Goal:
Lines holding the string "充值管理" are the ones to copy; find them all in the data.

Material for this exercise:
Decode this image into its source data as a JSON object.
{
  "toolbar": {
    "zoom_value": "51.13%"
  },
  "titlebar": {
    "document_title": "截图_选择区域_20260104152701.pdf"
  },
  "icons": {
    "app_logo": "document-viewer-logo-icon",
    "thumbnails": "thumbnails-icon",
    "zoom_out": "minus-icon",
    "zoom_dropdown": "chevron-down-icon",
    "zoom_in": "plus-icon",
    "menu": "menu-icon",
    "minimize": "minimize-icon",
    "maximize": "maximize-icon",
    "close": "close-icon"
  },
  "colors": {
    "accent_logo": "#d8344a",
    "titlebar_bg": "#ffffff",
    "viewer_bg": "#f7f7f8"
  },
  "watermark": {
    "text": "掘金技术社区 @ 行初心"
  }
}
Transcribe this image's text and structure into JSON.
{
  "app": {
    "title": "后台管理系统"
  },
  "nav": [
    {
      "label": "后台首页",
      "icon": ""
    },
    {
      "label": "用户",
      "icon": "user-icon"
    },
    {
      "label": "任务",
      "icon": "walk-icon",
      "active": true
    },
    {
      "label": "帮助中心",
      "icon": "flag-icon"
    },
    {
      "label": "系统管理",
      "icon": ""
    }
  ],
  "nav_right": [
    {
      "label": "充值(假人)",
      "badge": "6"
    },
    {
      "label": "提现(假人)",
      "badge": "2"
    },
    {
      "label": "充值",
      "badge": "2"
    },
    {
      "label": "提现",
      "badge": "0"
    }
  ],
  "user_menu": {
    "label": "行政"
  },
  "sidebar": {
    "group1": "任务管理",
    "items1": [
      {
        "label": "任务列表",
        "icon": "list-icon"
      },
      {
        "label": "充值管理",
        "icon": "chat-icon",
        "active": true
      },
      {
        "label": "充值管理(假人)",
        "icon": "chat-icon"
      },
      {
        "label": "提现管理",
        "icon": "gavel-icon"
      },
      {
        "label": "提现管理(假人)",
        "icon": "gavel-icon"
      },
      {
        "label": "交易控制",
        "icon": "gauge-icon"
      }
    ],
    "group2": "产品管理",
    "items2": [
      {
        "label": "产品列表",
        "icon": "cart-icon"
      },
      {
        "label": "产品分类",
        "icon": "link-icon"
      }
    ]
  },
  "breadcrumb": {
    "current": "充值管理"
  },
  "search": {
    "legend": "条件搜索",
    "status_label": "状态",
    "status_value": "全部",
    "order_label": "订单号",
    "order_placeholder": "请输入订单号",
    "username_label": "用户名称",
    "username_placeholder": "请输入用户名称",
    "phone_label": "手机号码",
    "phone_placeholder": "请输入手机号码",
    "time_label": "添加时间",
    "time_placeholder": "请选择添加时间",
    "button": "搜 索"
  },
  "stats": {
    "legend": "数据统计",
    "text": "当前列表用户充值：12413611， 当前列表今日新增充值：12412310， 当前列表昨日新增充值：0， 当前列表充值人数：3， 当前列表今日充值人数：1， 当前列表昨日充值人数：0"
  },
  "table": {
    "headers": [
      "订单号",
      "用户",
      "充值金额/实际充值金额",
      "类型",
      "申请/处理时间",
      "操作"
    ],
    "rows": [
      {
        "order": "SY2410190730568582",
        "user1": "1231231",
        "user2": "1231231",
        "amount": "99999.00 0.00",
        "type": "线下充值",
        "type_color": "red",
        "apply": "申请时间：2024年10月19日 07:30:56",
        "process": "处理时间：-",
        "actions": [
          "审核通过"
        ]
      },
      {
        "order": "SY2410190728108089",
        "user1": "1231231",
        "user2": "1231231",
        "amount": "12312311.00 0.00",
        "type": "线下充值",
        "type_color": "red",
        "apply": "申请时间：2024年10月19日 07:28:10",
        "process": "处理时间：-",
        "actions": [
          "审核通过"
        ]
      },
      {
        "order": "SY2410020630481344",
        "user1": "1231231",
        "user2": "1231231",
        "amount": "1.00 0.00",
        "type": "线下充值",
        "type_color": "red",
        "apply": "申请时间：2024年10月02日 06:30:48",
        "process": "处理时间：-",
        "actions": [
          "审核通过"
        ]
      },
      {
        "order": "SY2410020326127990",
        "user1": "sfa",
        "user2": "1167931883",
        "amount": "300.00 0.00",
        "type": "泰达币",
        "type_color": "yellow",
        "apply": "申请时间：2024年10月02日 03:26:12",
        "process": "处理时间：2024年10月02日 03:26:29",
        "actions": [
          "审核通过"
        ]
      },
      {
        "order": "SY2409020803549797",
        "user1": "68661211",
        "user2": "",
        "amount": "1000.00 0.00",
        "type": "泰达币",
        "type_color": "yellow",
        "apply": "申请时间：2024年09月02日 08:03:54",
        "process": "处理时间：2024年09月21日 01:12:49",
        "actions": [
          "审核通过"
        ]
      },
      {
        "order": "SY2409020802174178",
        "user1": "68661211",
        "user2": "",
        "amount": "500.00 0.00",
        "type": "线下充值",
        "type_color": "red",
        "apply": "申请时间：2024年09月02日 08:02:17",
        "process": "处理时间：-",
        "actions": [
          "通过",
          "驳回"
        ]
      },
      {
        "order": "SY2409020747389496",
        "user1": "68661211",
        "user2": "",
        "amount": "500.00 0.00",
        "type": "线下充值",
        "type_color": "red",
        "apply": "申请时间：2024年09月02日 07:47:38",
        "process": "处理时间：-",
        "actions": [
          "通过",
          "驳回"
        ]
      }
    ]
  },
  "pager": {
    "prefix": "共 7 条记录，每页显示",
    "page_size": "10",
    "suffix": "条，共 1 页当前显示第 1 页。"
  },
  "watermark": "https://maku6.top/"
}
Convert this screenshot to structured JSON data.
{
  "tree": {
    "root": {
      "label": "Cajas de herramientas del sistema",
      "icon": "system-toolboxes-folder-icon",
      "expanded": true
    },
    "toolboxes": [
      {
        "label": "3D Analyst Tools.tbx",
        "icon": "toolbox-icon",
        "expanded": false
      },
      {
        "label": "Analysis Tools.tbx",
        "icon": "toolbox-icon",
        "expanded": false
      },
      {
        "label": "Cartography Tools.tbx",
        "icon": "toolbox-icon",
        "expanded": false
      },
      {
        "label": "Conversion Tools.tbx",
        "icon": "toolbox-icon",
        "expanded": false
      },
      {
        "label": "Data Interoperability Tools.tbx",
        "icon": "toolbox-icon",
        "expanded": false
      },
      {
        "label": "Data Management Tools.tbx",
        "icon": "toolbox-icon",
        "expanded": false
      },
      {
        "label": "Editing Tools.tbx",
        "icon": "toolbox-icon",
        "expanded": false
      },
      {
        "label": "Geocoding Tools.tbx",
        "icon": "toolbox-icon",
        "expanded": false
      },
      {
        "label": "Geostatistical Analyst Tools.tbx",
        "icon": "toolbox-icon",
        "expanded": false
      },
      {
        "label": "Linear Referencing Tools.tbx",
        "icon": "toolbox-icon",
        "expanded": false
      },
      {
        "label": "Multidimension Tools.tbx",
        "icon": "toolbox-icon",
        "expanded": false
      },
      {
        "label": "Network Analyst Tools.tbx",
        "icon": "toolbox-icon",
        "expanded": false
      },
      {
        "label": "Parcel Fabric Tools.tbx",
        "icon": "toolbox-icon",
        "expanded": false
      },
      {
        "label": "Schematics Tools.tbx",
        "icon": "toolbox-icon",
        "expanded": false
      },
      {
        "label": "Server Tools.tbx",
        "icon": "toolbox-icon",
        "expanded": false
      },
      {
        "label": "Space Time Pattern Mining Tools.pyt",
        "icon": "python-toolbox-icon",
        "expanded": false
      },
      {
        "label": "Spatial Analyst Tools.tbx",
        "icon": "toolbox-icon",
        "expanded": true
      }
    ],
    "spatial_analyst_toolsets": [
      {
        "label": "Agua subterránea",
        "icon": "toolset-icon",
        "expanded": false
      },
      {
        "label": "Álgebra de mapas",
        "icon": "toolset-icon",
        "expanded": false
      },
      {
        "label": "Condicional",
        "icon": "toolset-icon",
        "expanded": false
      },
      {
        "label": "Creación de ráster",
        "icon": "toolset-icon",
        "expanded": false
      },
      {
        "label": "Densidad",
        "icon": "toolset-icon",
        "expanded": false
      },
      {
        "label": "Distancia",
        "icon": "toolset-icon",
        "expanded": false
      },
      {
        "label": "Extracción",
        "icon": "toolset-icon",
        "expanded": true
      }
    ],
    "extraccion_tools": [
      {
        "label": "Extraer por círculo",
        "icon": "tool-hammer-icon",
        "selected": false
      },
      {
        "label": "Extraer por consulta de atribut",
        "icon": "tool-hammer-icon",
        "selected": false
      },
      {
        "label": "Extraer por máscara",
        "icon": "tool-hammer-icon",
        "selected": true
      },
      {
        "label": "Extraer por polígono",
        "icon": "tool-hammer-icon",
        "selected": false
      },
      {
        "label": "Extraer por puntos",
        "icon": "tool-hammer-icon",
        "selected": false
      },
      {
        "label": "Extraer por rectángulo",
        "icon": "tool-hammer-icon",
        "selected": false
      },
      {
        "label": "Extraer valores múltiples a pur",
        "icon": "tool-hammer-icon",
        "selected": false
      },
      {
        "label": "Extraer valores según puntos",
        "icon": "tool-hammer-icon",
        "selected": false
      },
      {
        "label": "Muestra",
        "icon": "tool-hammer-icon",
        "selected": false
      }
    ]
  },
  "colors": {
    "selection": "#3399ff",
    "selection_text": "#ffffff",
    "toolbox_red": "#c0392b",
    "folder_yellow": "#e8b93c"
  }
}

Solution:
        "label": "充值管理",
        "label": "充值管理(假人)",
    "current": "充值管理"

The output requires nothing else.